----- THE RECORDS

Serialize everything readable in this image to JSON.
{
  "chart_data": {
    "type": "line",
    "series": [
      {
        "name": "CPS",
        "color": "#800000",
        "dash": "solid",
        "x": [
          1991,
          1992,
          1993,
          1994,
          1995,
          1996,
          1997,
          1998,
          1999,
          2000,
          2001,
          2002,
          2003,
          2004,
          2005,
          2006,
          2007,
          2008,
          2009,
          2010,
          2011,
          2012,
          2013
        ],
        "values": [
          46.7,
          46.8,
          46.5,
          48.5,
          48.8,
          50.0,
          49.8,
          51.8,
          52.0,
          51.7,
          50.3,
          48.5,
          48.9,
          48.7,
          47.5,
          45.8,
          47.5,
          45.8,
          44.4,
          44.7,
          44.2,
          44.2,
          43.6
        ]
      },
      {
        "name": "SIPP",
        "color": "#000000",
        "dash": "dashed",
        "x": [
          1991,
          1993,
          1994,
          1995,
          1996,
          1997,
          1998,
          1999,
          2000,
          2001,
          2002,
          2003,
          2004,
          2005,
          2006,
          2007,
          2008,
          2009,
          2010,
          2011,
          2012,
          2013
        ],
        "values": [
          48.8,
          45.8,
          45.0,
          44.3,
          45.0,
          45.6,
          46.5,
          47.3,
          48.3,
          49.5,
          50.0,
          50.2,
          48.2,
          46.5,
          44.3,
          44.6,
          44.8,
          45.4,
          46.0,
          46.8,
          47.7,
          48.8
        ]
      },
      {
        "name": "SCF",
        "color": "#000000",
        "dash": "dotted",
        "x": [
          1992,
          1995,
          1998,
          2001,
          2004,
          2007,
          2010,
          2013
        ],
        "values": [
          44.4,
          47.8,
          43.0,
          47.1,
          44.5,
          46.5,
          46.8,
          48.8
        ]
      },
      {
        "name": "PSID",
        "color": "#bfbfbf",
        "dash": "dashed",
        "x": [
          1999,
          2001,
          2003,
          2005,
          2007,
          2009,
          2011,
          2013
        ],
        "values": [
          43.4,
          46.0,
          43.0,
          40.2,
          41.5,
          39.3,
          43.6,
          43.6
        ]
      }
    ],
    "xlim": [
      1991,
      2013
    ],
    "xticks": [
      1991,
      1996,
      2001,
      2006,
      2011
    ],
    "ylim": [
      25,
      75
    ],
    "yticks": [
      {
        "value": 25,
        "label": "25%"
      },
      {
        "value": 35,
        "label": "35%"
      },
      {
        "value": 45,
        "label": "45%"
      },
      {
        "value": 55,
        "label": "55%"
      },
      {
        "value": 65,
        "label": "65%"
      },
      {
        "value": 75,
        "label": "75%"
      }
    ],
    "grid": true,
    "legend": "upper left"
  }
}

----------

Output the whole listing above again, word for word.

**RESULT**
Serialize everything readable in this image to JSON.
{
  "chart_data": {
    "type": "line",
    "series": [
      {
        "name": "CPS",
        "color": "#800000",
        "dash": "solid",
        "x": [
          1991,
          1992,
          1993,
          1994,
          1995,
          1996,
          1997,
          1998,
          1999,
          2000,
          2001,
          2002,
          2003,
          2004,
          2005,
          2006,
          2007,
          2008,
          2009,
          2010,
          2011,
          2012,
          2013
        ],
        "values": [
          46.7,
          46.8,
          46.5,
          48.5,
          48.8,
          50.0,
          49.8,
          51.8,
          52.0,
          51.7,
          50.3,
          48.5,
          48.9,
          48.7,
          47.5,
          45.8,
          47.5,
          45.8,
          44.4,
          44.7,
          44.2,
          44.2,
          43.6
        ]
      },
      {
        "name": "SIPP",
        "color": "#000000",
        "dash": "dashed",
        "x": [
          1991,
          1993,
          1994,
          1995,
          1996,
          1997,
          1998,
          1999,
          2000,
          2001,
          2002,
          2003,
          2004,
          2005,
          2006,
          2007,
          2008,
          2009,
          2010,
          2011,
          2012,
          2013
        ],
        "values": [
          48.8,
          45.8,
          45.0,
          44.3,
          45.0,
          45.6,
          46.5,
          47.3,
          48.3,
          49.5,
          50.0,
          50.2,
          48.2,
          46.5,
          44.3,
          44.6,
          44.8,
          45.4,
          46.0,
          46.8,
          47.7,
          48.8
        ]
      },
      {
        "name": "SCF",
        "color": "#000000",
        "dash": "dotted",
        "x": [
          1992,
          1995,
          1998,
          2001,
          2004,
          2007,
          2010,
          2013
        ],
        "values": [
          44.4,
          47.8,
          43.0,
          47.1,
          44.5,
          46.5,
          46.8,
          48.8
        ]
      },
      {
        "name": "PSID",
        "color": "#bfbfbf",
        "dash": "dashed",
        "x": [
          1999,
          2001,
          2003,
          2005,
          2007,
          2009,
          2011,
          2013
        ],
        "values": [
          43.4,
          46.0,
          43.0,
          40.2,
          41.5,
          39.3,
          43.6,
          43.6
        ]
      }
    ],
    "xlim": [
      1991,
      2013
    ],
    "xticks": [
      1991,
      1996,
      2001,
      2006,
      2011
    ],
    "ylim": [
      25,
      75
    ],
    "yticks": [
      {
        "value": 25,
        "label": "25%"
      },
      {
        "value": 35,
        "label": "35%"
      },
      {
        "value": 45,
        "label": "45%"
      },
      {
        "value": 55,
        "label": "55%"
      },
      {
        "value": 65,
        "label": "65%"
      },
      {
        "value": 75,
        "label": "75%"
      }
    ],
    "grid": true,
    "legend": "upper left"
  }
}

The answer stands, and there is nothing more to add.